> _Data supplied_
************

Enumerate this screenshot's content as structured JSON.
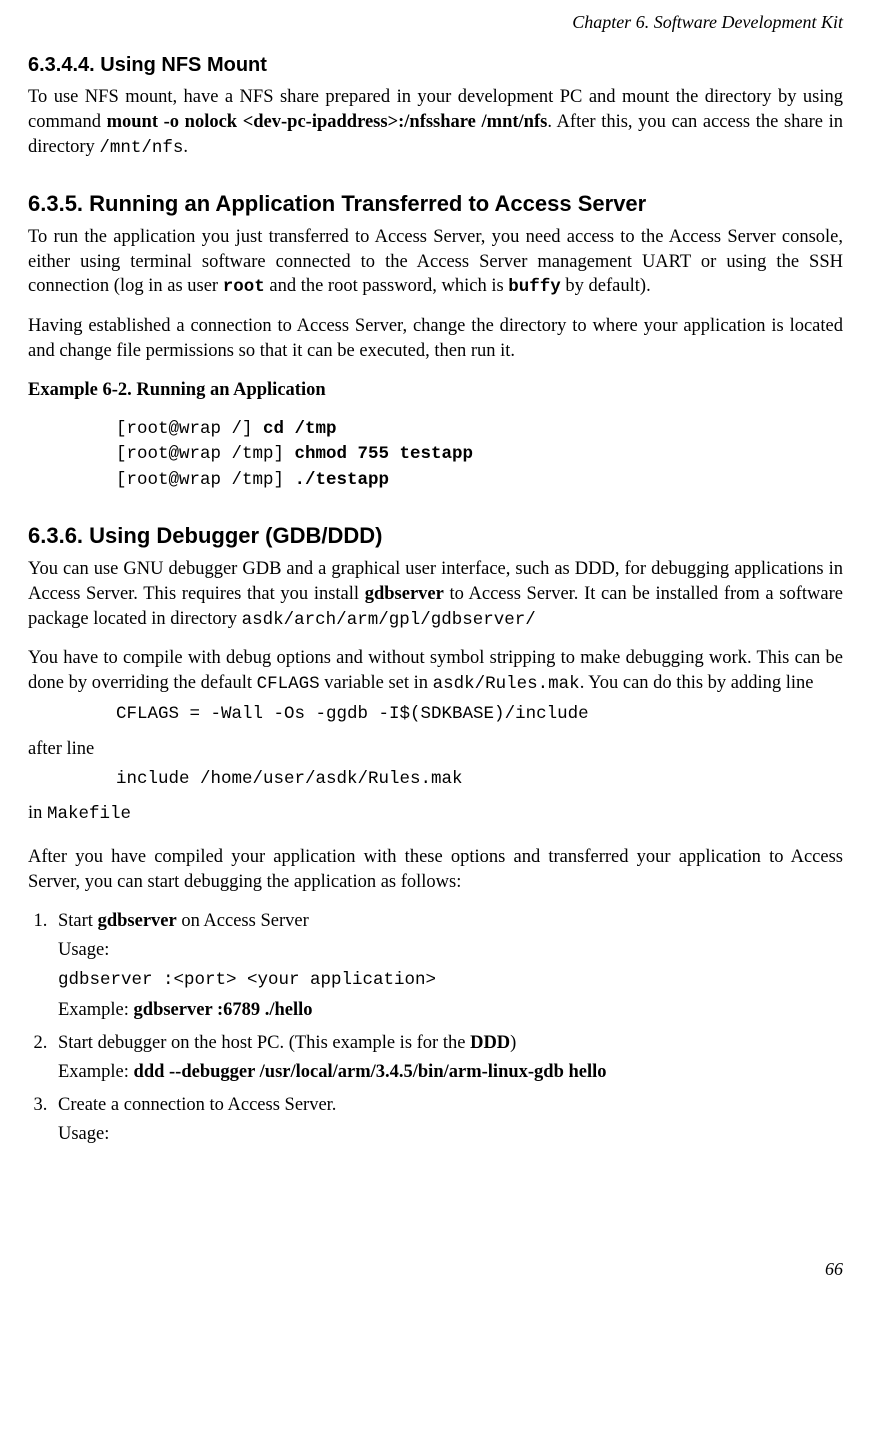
{
  "header": {
    "running": "Chapter 6. Software Development Kit"
  },
  "s1": {
    "heading": "6.3.4.4. Using NFS Mount",
    "p1_a": "To use NFS mount, have a NFS share prepared in your development PC and mount the directory by using command ",
    "p1_b": "mount -o nolock <dev-pc-ipaddress>:/nfsshare /mnt/nfs",
    "p1_c": ". After this, you can access the share in directory ",
    "p1_d": "/mnt/nfs",
    "p1_e": "."
  },
  "s2": {
    "heading": "6.3.5. Running an Application Transferred to Access Server",
    "p1_a": "To run the application you just transferred to Access Server, you need access to the Access Server console, either using terminal software connected to the Access Server management UART or using the SSH connection (log in as user ",
    "p1_b": "root",
    "p1_c": " and the root password, which is ",
    "p1_d": "buffy",
    "p1_e": " by default).",
    "p2": "Having established a connection to Access Server, change the directory to where your application is located and change file permissions so that it can be executed, then run it.",
    "example_title": "Example 6-2. Running an Application",
    "code": {
      "l1a": "[root@wrap /] ",
      "l1b": "cd /tmp",
      "l2a": "[root@wrap /tmp] ",
      "l2b": "chmod 755 testapp",
      "l3a": "[root@wrap /tmp] ",
      "l3b": "./testapp"
    }
  },
  "s3": {
    "heading": "6.3.6. Using Debugger (GDB/DDD)",
    "p1_a": "You can use GNU debugger GDB and a graphical user interface, such as DDD, for debugging applications in Access Server. This requires that you install ",
    "p1_b": "gdbserver",
    "p1_c": " to Access Server. It can be installed from a software package located in directory ",
    "p1_d": "asdk/arch/arm/gpl/gdbserver/",
    "p2_a": "You have to compile with debug options and without symbol stripping to make debugging work. This can be done by overriding the default ",
    "p2_b": "CFLAGS",
    "p2_c": " variable set in ",
    "p2_d": "asdk/Rules.mak",
    "p2_e": ". You can do this by adding line",
    "code1": "CFLAGS = -Wall -Os -ggdb -I$(SDKBASE)/include",
    "after_line": "after line",
    "code2": "include /home/user/asdk/Rules.mak",
    "in_a": "in ",
    "in_b": "Makefile",
    "p3": "After you have compiled your application with these options and transferred your application to Access Server, you can start debugging the application as follows:",
    "steps": {
      "s1": {
        "t1_a": "Start ",
        "t1_b": "gdbserver",
        "t1_c": " on Access Server",
        "usage": "Usage:",
        "code": "gdbserver :<port> <your application>",
        "ex_a": "Example: ",
        "ex_b": "gdbserver :6789 ./hello"
      },
      "s2": {
        "t1_a": "Start debugger on the host PC. (This example is for the ",
        "t1_b": "DDD",
        "t1_c": ")",
        "ex_a": "Example: ",
        "ex_b": "ddd --debugger /usr/local/arm/3.4.5/bin/arm-linux-gdb hello"
      },
      "s3": {
        "t1": "Create a connection to Access Server.",
        "usage": "Usage:"
      }
    }
  },
  "page_number": "66"
}
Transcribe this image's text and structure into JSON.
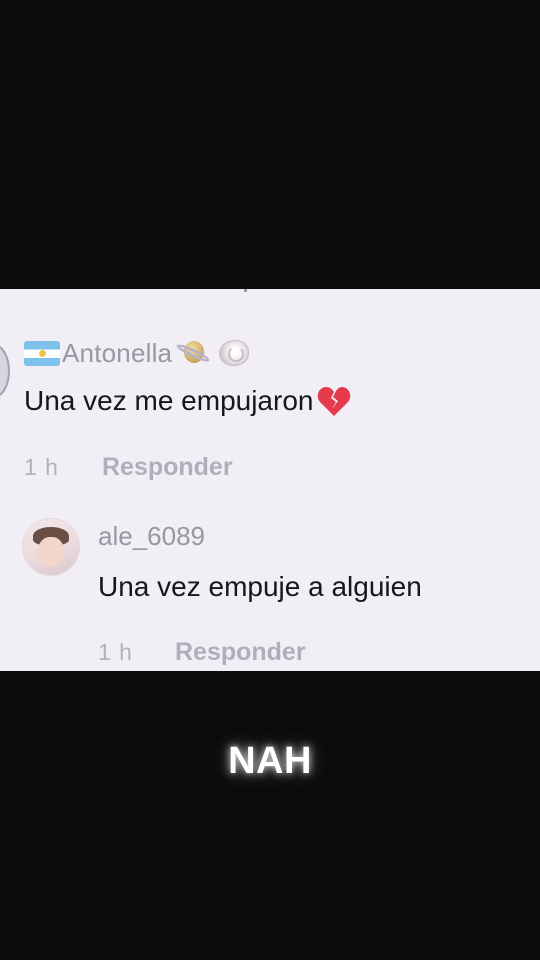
{
  "comment": {
    "username": "Antonella",
    "flag_icon": "argentina-flag-icon",
    "decor_icons": [
      "ringed-planet-icon",
      "spiral-shell-icon"
    ],
    "text": "Una vez me empujaron",
    "emoji_icon": "broken-heart-icon",
    "time": "1 h",
    "reply_label": "Responder"
  },
  "reply": {
    "username": "ale_6089",
    "text": "Una vez empuje a alguien",
    "time": "1 h",
    "reply_label": "Responder"
  },
  "caption": "NAH",
  "colors": {
    "background": "#0c0b09",
    "panel": "#f1eff5",
    "username": "#9a97a3",
    "text": "#17161b",
    "meta": "#b3b0ba",
    "heart": "#e63a4d"
  }
}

************

> _Job_
Check every line of the data, and copy the ones that contain "wrap".

> _Full response_
      "l1a": "[root@wrap /] ",
      "l2a": "[root@wrap /tmp] ",
      "l3a": "[root@wrap /tmp] ",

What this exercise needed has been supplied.